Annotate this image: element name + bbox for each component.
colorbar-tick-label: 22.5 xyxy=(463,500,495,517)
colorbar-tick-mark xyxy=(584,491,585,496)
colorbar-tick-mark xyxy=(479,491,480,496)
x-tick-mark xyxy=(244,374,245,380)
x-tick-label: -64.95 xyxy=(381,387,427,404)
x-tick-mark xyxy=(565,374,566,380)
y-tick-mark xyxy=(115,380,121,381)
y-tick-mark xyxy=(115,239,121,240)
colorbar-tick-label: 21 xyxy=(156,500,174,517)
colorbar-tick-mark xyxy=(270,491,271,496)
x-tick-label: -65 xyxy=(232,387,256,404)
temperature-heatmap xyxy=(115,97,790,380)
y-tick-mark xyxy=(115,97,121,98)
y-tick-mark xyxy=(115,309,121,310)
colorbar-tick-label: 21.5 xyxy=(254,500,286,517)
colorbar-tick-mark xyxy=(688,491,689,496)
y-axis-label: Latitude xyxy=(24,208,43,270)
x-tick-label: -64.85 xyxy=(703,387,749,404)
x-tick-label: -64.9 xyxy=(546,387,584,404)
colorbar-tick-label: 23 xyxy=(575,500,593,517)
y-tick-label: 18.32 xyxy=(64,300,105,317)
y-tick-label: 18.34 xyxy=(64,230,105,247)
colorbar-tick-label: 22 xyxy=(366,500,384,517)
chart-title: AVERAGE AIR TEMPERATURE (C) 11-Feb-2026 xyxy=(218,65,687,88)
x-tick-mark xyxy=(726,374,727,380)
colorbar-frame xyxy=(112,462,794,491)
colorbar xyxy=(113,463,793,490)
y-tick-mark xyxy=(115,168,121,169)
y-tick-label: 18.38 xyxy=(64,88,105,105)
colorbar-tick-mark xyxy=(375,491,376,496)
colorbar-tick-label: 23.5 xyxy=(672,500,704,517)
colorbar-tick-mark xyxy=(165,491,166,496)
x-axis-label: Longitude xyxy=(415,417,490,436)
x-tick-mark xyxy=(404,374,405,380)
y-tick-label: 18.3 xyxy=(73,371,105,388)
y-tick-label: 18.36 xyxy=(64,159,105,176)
-------
Copy out every line of the listing above word for word, in the same order.

Answer to the problem:
Annotate this image: element name + bbox for each component.
colorbar-tick-label: 22.5 xyxy=(463,500,495,517)
colorbar-tick-mark xyxy=(584,491,585,496)
colorbar-tick-mark xyxy=(479,491,480,496)
x-tick-mark xyxy=(244,374,245,380)
x-tick-label: -64.95 xyxy=(381,387,427,404)
x-tick-mark xyxy=(565,374,566,380)
y-tick-mark xyxy=(115,380,121,381)
y-tick-mark xyxy=(115,239,121,240)
colorbar-tick-label: 21 xyxy=(156,500,174,517)
colorbar-tick-mark xyxy=(270,491,271,496)
x-tick-label: -65 xyxy=(232,387,256,404)
temperature-heatmap xyxy=(115,97,790,380)
y-tick-mark xyxy=(115,97,121,98)
y-tick-mark xyxy=(115,309,121,310)
colorbar-tick-label: 21.5 xyxy=(254,500,286,517)
colorbar-tick-mark xyxy=(688,491,689,496)
y-axis-label: Latitude xyxy=(24,208,43,270)
x-tick-label: -64.85 xyxy=(703,387,749,404)
x-tick-label: -64.9 xyxy=(546,387,584,404)
colorbar-tick-label: 23 xyxy=(575,500,593,517)
y-tick-label: 18.32 xyxy=(64,300,105,317)
y-tick-label: 18.34 xyxy=(64,230,105,247)
colorbar-tick-label: 22 xyxy=(366,500,384,517)
chart-title: AVERAGE AIR TEMPERATURE (C) 11-Feb-2026 xyxy=(218,65,687,88)
x-tick-mark xyxy=(726,374,727,380)
colorbar-frame xyxy=(112,462,794,491)
colorbar xyxy=(113,463,793,490)
y-tick-mark xyxy=(115,168,121,169)
y-tick-label: 18.38 xyxy=(64,88,105,105)
colorbar-tick-mark xyxy=(375,491,376,496)
colorbar-tick-label: 23.5 xyxy=(672,500,704,517)
colorbar-tick-mark xyxy=(165,491,166,496)
x-axis-label: Longitude xyxy=(415,417,490,436)
x-tick-mark xyxy=(404,374,405,380)
y-tick-label: 18.3 xyxy=(73,371,105,388)
y-tick-label: 18.36 xyxy=(64,159,105,176)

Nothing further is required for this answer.